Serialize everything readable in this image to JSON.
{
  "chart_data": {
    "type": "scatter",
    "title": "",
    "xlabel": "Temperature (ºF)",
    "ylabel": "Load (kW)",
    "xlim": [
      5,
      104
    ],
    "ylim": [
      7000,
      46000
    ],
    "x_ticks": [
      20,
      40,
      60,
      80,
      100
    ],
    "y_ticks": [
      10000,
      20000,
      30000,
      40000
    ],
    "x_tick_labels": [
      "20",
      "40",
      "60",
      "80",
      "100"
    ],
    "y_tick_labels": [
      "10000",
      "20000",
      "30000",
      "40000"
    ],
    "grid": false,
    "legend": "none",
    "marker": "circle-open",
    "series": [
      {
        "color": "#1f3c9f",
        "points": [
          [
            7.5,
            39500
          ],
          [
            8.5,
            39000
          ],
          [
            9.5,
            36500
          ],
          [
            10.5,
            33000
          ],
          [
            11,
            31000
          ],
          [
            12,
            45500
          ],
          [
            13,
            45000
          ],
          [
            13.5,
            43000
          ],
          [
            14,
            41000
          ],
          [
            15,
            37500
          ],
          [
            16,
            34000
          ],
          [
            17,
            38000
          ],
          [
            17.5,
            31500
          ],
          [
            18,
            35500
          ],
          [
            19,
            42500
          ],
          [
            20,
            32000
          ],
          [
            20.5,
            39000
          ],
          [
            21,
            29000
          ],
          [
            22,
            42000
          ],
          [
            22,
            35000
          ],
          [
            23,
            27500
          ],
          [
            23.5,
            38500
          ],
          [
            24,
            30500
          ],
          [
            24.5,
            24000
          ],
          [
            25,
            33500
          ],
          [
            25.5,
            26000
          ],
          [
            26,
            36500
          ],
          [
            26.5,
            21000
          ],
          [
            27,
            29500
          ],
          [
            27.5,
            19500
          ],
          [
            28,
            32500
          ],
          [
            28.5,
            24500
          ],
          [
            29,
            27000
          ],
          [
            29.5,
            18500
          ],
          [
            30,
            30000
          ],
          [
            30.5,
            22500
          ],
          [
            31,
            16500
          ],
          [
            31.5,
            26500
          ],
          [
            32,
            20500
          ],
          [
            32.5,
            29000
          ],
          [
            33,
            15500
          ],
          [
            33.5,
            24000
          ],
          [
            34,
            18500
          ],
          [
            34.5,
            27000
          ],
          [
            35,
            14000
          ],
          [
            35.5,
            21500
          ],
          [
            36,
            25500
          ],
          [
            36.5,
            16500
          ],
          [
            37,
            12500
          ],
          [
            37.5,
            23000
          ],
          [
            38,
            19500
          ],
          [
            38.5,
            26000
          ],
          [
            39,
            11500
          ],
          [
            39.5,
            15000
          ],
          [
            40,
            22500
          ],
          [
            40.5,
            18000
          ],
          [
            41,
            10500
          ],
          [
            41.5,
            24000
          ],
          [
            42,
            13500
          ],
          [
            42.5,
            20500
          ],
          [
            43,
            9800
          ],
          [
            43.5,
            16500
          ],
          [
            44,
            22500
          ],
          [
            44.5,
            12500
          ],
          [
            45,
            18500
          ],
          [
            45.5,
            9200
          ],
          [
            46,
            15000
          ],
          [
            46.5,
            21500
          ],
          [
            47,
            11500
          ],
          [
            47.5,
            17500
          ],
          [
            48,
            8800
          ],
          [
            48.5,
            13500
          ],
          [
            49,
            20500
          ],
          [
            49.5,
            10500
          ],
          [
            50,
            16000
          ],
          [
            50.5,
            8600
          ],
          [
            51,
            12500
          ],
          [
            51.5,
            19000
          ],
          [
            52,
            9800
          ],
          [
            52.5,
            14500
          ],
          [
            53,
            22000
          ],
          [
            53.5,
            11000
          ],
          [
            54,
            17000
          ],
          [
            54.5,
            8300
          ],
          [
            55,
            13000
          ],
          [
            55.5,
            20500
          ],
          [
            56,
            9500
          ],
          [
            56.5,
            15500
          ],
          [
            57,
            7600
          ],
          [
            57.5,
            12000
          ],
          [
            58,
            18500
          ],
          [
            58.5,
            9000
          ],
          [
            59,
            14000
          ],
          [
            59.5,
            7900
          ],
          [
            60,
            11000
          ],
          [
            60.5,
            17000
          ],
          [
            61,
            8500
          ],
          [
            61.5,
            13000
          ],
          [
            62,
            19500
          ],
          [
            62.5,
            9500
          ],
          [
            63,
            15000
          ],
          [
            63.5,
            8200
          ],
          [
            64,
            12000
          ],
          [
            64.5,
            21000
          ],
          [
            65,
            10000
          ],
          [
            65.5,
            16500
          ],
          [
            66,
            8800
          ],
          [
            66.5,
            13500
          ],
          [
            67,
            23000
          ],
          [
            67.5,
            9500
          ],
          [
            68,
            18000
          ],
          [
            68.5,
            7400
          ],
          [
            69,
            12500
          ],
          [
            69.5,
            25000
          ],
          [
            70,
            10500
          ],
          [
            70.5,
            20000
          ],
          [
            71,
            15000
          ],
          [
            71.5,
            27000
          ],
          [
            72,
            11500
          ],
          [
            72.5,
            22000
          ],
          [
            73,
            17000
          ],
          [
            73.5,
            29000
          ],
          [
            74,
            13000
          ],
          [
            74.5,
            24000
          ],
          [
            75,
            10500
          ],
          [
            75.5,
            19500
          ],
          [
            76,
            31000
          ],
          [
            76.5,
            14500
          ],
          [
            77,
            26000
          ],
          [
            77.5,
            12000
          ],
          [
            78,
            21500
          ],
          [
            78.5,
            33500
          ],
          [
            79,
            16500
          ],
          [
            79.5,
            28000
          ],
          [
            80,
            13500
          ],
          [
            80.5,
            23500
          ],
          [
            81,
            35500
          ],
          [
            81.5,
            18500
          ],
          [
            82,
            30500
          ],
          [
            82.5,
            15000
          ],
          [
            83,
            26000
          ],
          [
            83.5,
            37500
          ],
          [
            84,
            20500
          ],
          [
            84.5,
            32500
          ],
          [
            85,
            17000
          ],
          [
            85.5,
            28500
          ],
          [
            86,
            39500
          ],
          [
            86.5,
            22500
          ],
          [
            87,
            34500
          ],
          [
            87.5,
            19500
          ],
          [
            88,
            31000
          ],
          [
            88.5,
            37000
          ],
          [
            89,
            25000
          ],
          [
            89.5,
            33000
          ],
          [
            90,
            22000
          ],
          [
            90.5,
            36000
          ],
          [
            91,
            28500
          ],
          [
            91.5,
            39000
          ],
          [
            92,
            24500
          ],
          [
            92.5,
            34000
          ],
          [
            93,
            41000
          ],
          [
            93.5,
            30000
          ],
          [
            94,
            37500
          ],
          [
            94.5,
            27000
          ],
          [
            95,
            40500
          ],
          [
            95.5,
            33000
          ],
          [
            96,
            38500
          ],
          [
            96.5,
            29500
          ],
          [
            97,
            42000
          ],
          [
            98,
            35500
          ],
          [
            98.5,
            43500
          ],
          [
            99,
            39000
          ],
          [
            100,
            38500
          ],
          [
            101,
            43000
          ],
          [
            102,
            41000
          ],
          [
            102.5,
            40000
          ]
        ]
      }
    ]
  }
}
■ ■ ■ ■ ■
## WHAT YOU HAVE TO DO
Your task is to repeat the data exactly, with nothing left out.

## FINAL RESULT
Serialize everything readable in this image to JSON.
{
  "chart_data": {
    "type": "scatter",
    "title": "",
    "xlabel": "Temperature (ºF)",
    "ylabel": "Load (kW)",
    "xlim": [
      5,
      104
    ],
    "ylim": [
      7000,
      46000
    ],
    "x_ticks": [
      20,
      40,
      60,
      80,
      100
    ],
    "y_ticks": [
      10000,
      20000,
      30000,
      40000
    ],
    "x_tick_labels": [
      "20",
      "40",
      "60",
      "80",
      "100"
    ],
    "y_tick_labels": [
      "10000",
      "20000",
      "30000",
      "40000"
    ],
    "grid": false,
    "legend": "none",
    "marker": "circle-open",
    "series": [
      {
        "color": "#1f3c9f",
        "points": [
          [
            7.5,
            39500
          ],
          [
            8.5,
            39000
          ],
          [
            9.5,
            36500
          ],
          [
            10.5,
            33000
          ],
          [
            11,
            31000
          ],
          [
            12,
            45500
          ],
          [
            13,
            45000
          ],
          [
            13.5,
            43000
          ],
          [
            14,
            41000
          ],
          [
            15,
            37500
          ],
          [
            16,
            34000
          ],
          [
            17,
            38000
          ],
          [
            17.5,
            31500
          ],
          [
            18,
            35500
          ],
          [
            19,
            42500
          ],
          [
            20,
            32000
          ],
          [
            20.5,
            39000
          ],
          [
            21,
            29000
          ],
          [
            22,
            42000
          ],
          [
            22,
            35000
          ],
          [
            23,
            27500
          ],
          [
            23.5,
            38500
          ],
          [
            24,
            30500
          ],
          [
            24.5,
            24000
          ],
          [
            25,
            33500
          ],
          [
            25.5,
            26000
          ],
          [
            26,
            36500
          ],
          [
            26.5,
            21000
          ],
          [
            27,
            29500
          ],
          [
            27.5,
            19500
          ],
          [
            28,
            32500
          ],
          [
            28.5,
            24500
          ],
          [
            29,
            27000
          ],
          [
            29.5,
            18500
          ],
          [
            30,
            30000
          ],
          [
            30.5,
            22500
          ],
          [
            31,
            16500
          ],
          [
            31.5,
            26500
          ],
          [
            32,
            20500
          ],
          [
            32.5,
            29000
          ],
          [
            33,
            15500
          ],
          [
            33.5,
            24000
          ],
          [
            34,
            18500
          ],
          [
            34.5,
            27000
          ],
          [
            35,
            14000
          ],
          [
            35.5,
            21500
          ],
          [
            36,
            25500
          ],
          [
            36.5,
            16500
          ],
          [
            37,
            12500
          ],
          [
            37.5,
            23000
          ],
          [
            38,
            19500
          ],
          [
            38.5,
            26000
          ],
          [
            39,
            11500
          ],
          [
            39.5,
            15000
          ],
          [
            40,
            22500
          ],
          [
            40.5,
            18000
          ],
          [
            41,
            10500
          ],
          [
            41.5,
            24000
          ],
          [
            42,
            13500
          ],
          [
            42.5,
            20500
          ],
          [
            43,
            9800
          ],
          [
            43.5,
            16500
          ],
          [
            44,
            22500
          ],
          [
            44.5,
            12500
          ],
          [
            45,
            18500
          ],
          [
            45.5,
            9200
          ],
          [
            46,
            15000
          ],
          [
            46.5,
            21500
          ],
          [
            47,
            11500
          ],
          [
            47.5,
            17500
          ],
          [
            48,
            8800
          ],
          [
            48.5,
            13500
          ],
          [
            49,
            20500
          ],
          [
            49.5,
            10500
          ],
          [
            50,
            16000
          ],
          [
            50.5,
            8600
          ],
          [
            51,
            12500
          ],
          [
            51.5,
            19000
          ],
          [
            52,
            9800
          ],
          [
            52.5,
            14500
          ],
          [
            53,
            22000
          ],
          [
            53.5,
            11000
          ],
          [
            54,
            17000
          ],
          [
            54.5,
            8300
          ],
          [
            55,
            13000
          ],
          [
            55.5,
            20500
          ],
          [
            56,
            9500
          ],
          [
            56.5,
            15500
          ],
          [
            57,
            7600
          ],
          [
            57.5,
            12000
          ],
          [
            58,
            18500
          ],
          [
            58.5,
            9000
          ],
          [
            59,
            14000
          ],
          [
            59.5,
            7900
          ],
          [
            60,
            11000
          ],
          [
            60.5,
            17000
          ],
          [
            61,
            8500
          ],
          [
            61.5,
            13000
          ],
          [
            62,
            19500
          ],
          [
            62.5,
            9500
          ],
          [
            63,
            15000
          ],
          [
            63.5,
            8200
          ],
          [
            64,
            12000
          ],
          [
            64.5,
            21000
          ],
          [
            65,
            10000
          ],
          [
            65.5,
            16500
          ],
          [
            66,
            8800
          ],
          [
            66.5,
            13500
          ],
          [
            67,
            23000
          ],
          [
            67.5,
            9500
          ],
          [
            68,
            18000
          ],
          [
            68.5,
            7400
          ],
          [
            69,
            12500
          ],
          [
            69.5,
            25000
          ],
          [
            70,
            10500
          ],
          [
            70.5,
            20000
          ],
          [
            71,
            15000
          ],
          [
            71.5,
            27000
          ],
          [
            72,
            11500
          ],
          [
            72.5,
            22000
          ],
          [
            73,
            17000
          ],
          [
            73.5,
            29000
          ],
          [
            74,
            13000
          ],
          [
            74.5,
            24000
          ],
          [
            75,
            10500
          ],
          [
            75.5,
            19500
          ],
          [
            76,
            31000
          ],
          [
            76.5,
            14500
          ],
          [
            77,
            26000
          ],
          [
            77.5,
            12000
          ],
          [
            78,
            21500
          ],
          [
            78.5,
            33500
          ],
          [
            79,
            16500
          ],
          [
            79.5,
            28000
          ],
          [
            80,
            13500
          ],
          [
            80.5,
            23500
          ],
          [
            81,
            35500
          ],
          [
            81.5,
            18500
          ],
          [
            82,
            30500
          ],
          [
            82.5,
            15000
          ],
          [
            83,
            26000
          ],
          [
            83.5,
            37500
          ],
          [
            84,
            20500
          ],
          [
            84.5,
            32500
          ],
          [
            85,
            17000
          ],
          [
            85.5,
            28500
          ],
          [
            86,
            39500
          ],
          [
            86.5,
            22500
          ],
          [
            87,
            34500
          ],
          [
            87.5,
            19500
          ],
          [
            88,
            31000
          ],
          [
            88.5,
            37000
          ],
          [
            89,
            25000
          ],
          [
            89.5,
            33000
          ],
          [
            90,
            22000
          ],
          [
            90.5,
            36000
          ],
          [
            91,
            28500
          ],
          [
            91.5,
            39000
          ],
          [
            92,
            24500
          ],
          [
            92.5,
            34000
          ],
          [
            93,
            41000
          ],
          [
            93.5,
            30000
          ],
          [
            94,
            37500
          ],
          [
            94.5,
            27000
          ],
          [
            95,
            40500
          ],
          [
            95.5,
            33000
          ],
          [
            96,
            38500
          ],
          [
            96.5,
            29500
          ],
          [
            97,
            42000
          ],
          [
            98,
            35500
          ],
          [
            98.5,
            43500
          ],
          [
            99,
            39000
          ],
          [
            100,
            38500
          ],
          [
            101,
            43000
          ],
          [
            102,
            41000
          ],
          [
            102.5,
            40000
          ]
        ]
      }
    ]
  }
}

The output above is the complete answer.